*Exercise directions:*
Return the whole listing, line for line, without the pictures in it.

Entries with figure data:
——
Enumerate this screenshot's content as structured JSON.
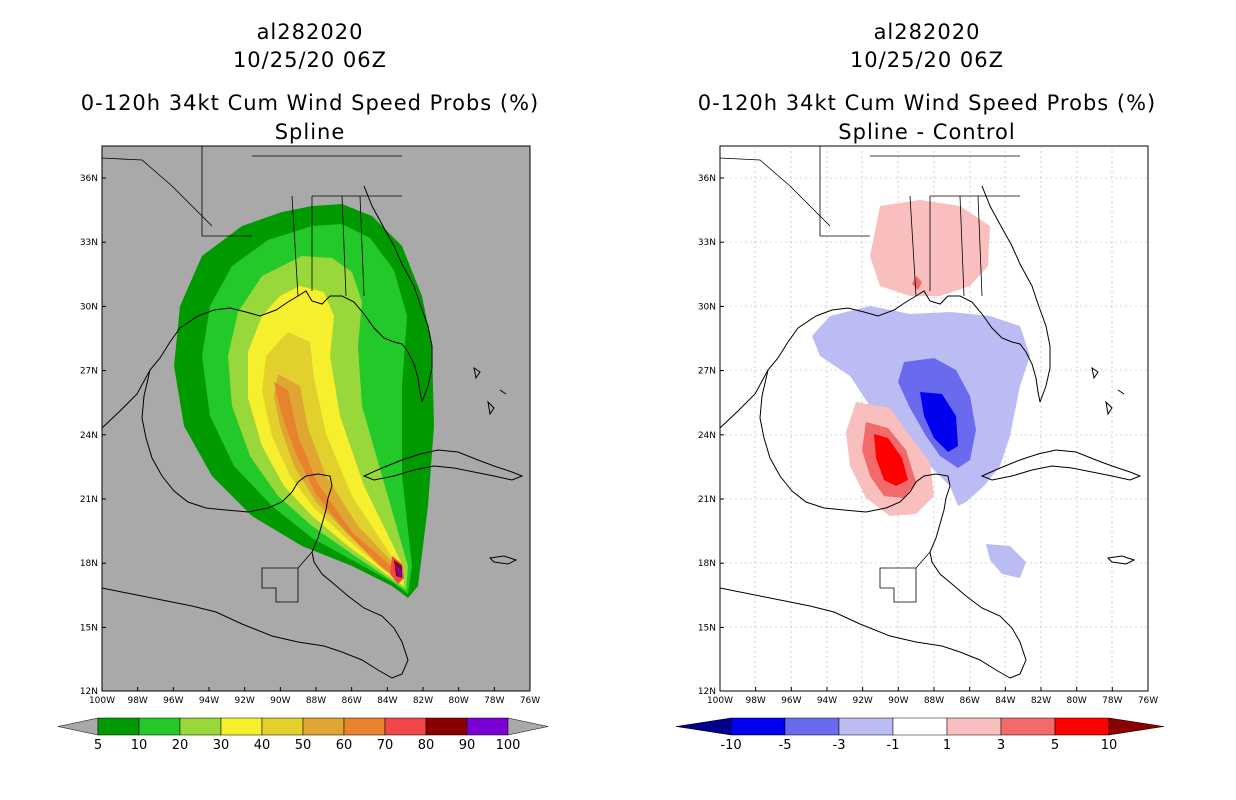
{
  "left": {
    "storm_id": "al282020",
    "datetime": "10/25/20 06Z",
    "product": "0-120h 34kt Cum Wind Speed Probs (%)",
    "variant": "Spline",
    "colorbar": {
      "labels": [
        "5",
        "10",
        "20",
        "30",
        "40",
        "50",
        "60",
        "70",
        "80",
        "90",
        "100"
      ],
      "colors": [
        "#009a00",
        "#22c928",
        "#99d83a",
        "#f5ef2d",
        "#e2d12c",
        "#e0a632",
        "#e8822c",
        "#f1474b",
        "#8a0000",
        "#7a00d6"
      ],
      "end_color": "#a9a9a9"
    },
    "background": "#a9a9a9"
  },
  "right": {
    "storm_id": "al282020",
    "datetime": "10/25/20 06Z",
    "product": "0-120h 34kt Cum Wind Speed Probs (%)",
    "variant": "Spline - Control",
    "colorbar": {
      "labels": [
        "-10",
        "-5",
        "-3",
        "-1",
        "1",
        "3",
        "5",
        "10"
      ],
      "colors": [
        "#0000ee",
        "#6a6aee",
        "#bcbcf4",
        "#ffffff",
        "#f9bebe",
        "#f26a6a",
        "#ff0000"
      ],
      "low_color": "#00008b",
      "high_color": "#8b0000"
    },
    "background": "#ffffff"
  },
  "axes": {
    "lat_labels": [
      "36N",
      "33N",
      "30N",
      "27N",
      "24N",
      "21N",
      "18N",
      "15N",
      "12N"
    ],
    "lon_labels": [
      "100W",
      "98W",
      "96W",
      "94W",
      "92W",
      "90W",
      "88W",
      "86W",
      "84W",
      "82W",
      "80W",
      "78W",
      "76W"
    ]
  }
}
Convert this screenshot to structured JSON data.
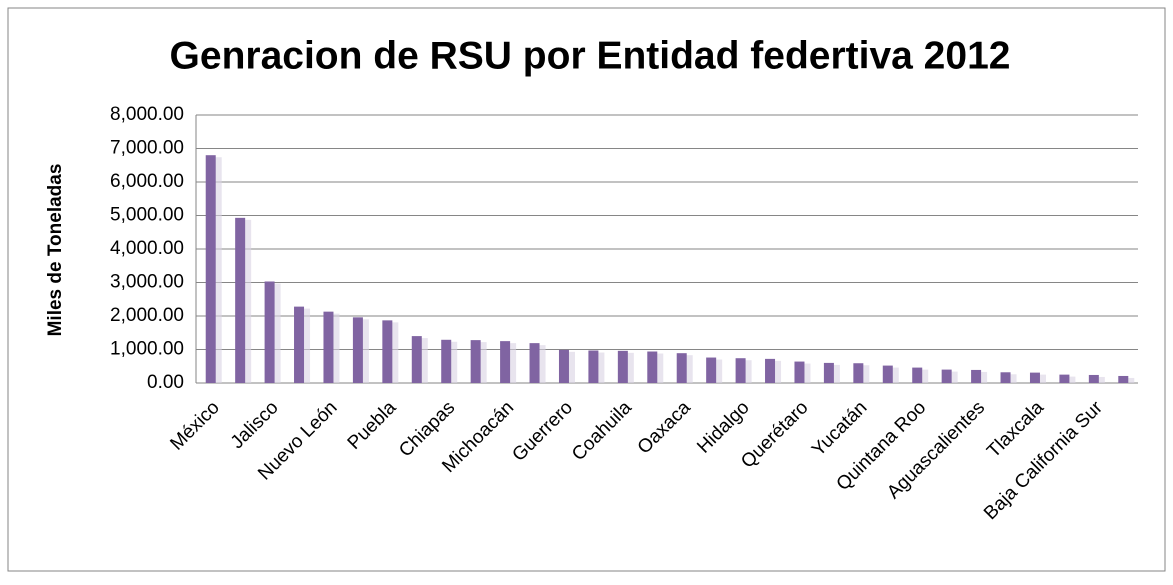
——
*Solution to the problem:*
Enumerate this screenshot's content as structured JSON.
{
  "left": {
    "storm_id": "al282020",
    "datetime": "10/25/20 06Z",
    "product": "0-120h 34kt Cum Wind Speed Probs (%)",
    "variant": "Spline",
    "colorbar": {
      "labels": [
        "5",
        "10",
        "20",
        "30",
        "40",
        "50",
        "60",
        "70",
        "80",
        "90",
        "100"
      ],
      "colors": [
        "#009a00",
        "#22c928",
        "#99d83a",
        "#f5ef2d",
        "#e2d12c",
        "#e0a632",
        "#e8822c",
        "#f1474b",
        "#8a0000",
        "#7a00d6"
      ],
      "end_color": "#a9a9a9"
    },
    "background": "#a9a9a9"
  },
  "right": {
    "storm_id": "al282020",
    "datetime": "10/25/20 06Z",
    "product": "0-120h 34kt Cum Wind Speed Probs (%)",
    "variant": "Spline - Control",
    "colorbar": {
      "labels": [
        "-10",
        "-5",
        "-3",
        "-1",
        "1",
        "3",
        "5",
        "10"
      ],
      "colors": [
        "#0000ee",
        "#6a6aee",
        "#bcbcf4",
        "#ffffff",
        "#f9bebe",
        "#f26a6a",
        "#ff0000"
      ],
      "low_color": "#00008b",
      "high_color": "#8b0000"
    },
    "background": "#ffffff"
  },
  "axes": {
    "lat_labels": [
      "36N",
      "33N",
      "30N",
      "27N",
      "24N",
      "21N",
      "18N",
      "15N",
      "12N"
    ],
    "lon_labels": [
      "100W",
      "98W",
      "96W",
      "94W",
      "92W",
      "90W",
      "88W",
      "86W",
      "84W",
      "82W",
      "80W",
      "78W",
      "76W"
    ]
  }
}
Convert this screenshot to structured JSON data.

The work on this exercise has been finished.